• _Work to be completed_
Copy every line of the data in which the word "地震を感じなかった" occurs.

• _Provided material_
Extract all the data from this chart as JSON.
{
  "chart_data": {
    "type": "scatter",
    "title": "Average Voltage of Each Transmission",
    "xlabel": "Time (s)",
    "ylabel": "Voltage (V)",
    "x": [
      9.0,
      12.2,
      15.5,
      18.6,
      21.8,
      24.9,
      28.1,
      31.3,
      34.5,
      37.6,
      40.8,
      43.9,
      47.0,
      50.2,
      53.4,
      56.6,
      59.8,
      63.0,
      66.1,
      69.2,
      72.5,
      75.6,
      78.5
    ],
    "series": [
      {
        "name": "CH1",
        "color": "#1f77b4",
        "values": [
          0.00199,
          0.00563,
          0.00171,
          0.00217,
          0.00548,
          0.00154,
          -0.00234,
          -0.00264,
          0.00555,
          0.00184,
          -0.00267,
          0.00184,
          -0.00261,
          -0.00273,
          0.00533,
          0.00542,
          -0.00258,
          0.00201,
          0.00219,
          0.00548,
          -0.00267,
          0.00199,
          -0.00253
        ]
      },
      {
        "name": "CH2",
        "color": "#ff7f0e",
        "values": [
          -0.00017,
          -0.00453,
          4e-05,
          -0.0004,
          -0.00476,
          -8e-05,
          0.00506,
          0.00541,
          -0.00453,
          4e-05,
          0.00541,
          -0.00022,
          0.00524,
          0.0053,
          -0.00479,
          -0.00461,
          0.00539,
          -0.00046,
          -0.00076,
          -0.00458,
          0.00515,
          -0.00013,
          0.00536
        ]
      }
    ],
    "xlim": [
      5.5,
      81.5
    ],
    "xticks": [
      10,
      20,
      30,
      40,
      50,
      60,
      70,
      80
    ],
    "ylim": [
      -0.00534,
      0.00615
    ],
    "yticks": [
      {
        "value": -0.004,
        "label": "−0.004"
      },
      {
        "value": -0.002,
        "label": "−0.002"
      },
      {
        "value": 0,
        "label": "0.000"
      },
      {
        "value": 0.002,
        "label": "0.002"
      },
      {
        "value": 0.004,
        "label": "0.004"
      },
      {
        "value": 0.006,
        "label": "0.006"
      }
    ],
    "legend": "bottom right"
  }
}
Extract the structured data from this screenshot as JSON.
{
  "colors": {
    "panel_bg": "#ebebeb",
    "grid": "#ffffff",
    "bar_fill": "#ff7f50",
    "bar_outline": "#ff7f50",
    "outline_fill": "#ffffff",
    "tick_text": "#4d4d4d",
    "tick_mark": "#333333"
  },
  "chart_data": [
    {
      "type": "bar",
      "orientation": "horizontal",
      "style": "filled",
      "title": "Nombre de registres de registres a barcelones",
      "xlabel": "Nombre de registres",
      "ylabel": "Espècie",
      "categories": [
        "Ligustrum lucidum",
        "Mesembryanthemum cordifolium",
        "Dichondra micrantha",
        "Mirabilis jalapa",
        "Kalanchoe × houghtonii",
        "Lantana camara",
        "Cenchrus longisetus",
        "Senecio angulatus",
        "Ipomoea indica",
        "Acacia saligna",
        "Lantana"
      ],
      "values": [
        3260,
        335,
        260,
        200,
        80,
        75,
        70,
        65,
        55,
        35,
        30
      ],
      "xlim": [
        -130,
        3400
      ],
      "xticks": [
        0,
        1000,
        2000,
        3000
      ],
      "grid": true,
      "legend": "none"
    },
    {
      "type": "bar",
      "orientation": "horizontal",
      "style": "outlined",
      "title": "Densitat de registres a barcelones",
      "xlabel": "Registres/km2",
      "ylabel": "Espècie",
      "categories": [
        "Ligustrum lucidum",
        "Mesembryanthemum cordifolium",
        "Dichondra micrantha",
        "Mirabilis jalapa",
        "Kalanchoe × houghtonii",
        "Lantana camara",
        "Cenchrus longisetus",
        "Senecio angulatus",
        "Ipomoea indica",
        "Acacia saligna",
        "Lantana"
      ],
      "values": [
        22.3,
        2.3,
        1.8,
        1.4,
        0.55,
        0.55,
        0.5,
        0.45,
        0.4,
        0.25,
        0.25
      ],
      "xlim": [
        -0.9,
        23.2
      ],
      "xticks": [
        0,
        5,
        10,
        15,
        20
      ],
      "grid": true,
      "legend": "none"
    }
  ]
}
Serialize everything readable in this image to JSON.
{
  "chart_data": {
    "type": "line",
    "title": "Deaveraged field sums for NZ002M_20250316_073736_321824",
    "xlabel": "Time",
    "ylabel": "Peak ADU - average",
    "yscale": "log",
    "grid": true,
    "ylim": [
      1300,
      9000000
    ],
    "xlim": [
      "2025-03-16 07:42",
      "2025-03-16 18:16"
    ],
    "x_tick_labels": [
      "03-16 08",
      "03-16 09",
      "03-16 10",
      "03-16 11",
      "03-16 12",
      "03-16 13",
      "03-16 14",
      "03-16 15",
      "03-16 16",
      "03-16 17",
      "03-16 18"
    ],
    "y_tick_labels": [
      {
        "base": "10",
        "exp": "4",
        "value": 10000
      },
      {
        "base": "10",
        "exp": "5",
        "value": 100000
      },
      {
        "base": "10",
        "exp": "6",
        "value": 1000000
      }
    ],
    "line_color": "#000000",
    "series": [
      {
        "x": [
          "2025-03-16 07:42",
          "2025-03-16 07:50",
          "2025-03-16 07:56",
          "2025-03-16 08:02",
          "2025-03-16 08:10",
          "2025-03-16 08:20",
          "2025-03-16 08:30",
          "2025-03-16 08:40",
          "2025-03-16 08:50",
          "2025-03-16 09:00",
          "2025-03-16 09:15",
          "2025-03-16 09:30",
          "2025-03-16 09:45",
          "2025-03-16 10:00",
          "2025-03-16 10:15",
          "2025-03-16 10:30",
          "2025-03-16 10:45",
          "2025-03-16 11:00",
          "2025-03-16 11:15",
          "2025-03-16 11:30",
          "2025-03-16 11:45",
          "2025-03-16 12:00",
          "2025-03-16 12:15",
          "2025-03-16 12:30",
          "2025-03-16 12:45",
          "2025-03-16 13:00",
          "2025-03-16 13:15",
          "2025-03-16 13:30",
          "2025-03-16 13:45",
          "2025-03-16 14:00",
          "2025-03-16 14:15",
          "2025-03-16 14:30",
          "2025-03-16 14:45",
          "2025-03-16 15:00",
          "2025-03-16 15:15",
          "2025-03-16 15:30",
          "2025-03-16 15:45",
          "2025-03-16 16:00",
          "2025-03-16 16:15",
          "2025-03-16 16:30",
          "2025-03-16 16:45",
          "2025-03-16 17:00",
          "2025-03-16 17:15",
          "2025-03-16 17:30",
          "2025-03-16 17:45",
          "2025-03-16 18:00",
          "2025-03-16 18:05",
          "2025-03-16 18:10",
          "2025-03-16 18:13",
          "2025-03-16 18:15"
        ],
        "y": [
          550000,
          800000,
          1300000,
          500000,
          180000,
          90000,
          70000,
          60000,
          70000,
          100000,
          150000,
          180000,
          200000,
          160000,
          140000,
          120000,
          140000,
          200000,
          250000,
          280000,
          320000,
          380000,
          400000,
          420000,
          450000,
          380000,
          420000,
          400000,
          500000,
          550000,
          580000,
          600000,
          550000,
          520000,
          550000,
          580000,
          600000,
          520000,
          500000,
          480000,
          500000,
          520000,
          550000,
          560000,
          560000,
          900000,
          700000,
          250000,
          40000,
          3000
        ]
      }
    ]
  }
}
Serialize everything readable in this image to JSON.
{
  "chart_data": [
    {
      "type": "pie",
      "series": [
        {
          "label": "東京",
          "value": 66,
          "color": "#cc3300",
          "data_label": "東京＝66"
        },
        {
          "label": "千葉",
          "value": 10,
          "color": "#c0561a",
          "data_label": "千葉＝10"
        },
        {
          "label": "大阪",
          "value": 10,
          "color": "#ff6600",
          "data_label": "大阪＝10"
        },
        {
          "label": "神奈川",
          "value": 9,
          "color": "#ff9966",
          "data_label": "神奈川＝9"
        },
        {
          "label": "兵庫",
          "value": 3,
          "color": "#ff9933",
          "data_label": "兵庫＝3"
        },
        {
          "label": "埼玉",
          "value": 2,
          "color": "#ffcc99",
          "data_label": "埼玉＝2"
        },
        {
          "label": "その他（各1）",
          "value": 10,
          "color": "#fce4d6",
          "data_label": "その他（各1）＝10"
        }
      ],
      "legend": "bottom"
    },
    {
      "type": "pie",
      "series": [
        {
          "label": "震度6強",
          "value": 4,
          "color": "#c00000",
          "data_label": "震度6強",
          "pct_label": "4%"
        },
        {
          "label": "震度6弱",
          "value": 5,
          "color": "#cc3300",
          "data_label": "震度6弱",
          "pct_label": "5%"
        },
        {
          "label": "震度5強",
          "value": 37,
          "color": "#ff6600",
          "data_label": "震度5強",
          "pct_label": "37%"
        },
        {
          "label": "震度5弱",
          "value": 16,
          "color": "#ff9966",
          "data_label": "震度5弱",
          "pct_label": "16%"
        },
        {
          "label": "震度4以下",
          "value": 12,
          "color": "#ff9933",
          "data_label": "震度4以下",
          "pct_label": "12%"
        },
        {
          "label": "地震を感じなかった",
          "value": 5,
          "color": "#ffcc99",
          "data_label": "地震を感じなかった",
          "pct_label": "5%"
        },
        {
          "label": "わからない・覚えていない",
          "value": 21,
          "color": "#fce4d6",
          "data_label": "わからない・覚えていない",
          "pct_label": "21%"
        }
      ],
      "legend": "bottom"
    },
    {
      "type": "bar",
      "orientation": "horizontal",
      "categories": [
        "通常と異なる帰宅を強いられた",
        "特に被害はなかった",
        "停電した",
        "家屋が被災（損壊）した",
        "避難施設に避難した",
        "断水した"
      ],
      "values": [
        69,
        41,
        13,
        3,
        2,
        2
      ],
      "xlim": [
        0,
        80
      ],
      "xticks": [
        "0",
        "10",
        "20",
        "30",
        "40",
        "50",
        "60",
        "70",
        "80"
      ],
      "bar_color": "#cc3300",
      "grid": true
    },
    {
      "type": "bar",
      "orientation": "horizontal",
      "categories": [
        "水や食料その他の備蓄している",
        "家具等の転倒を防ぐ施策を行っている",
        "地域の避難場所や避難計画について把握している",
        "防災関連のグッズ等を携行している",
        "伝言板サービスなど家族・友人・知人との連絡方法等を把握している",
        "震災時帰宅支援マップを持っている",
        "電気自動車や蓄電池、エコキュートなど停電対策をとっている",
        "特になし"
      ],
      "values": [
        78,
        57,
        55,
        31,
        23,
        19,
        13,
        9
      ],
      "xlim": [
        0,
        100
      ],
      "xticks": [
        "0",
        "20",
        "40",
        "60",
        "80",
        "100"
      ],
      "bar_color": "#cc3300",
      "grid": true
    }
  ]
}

• _Finished answer_
          "label": "地震を感じなかった",
          "data_label": "地震を感じなかった",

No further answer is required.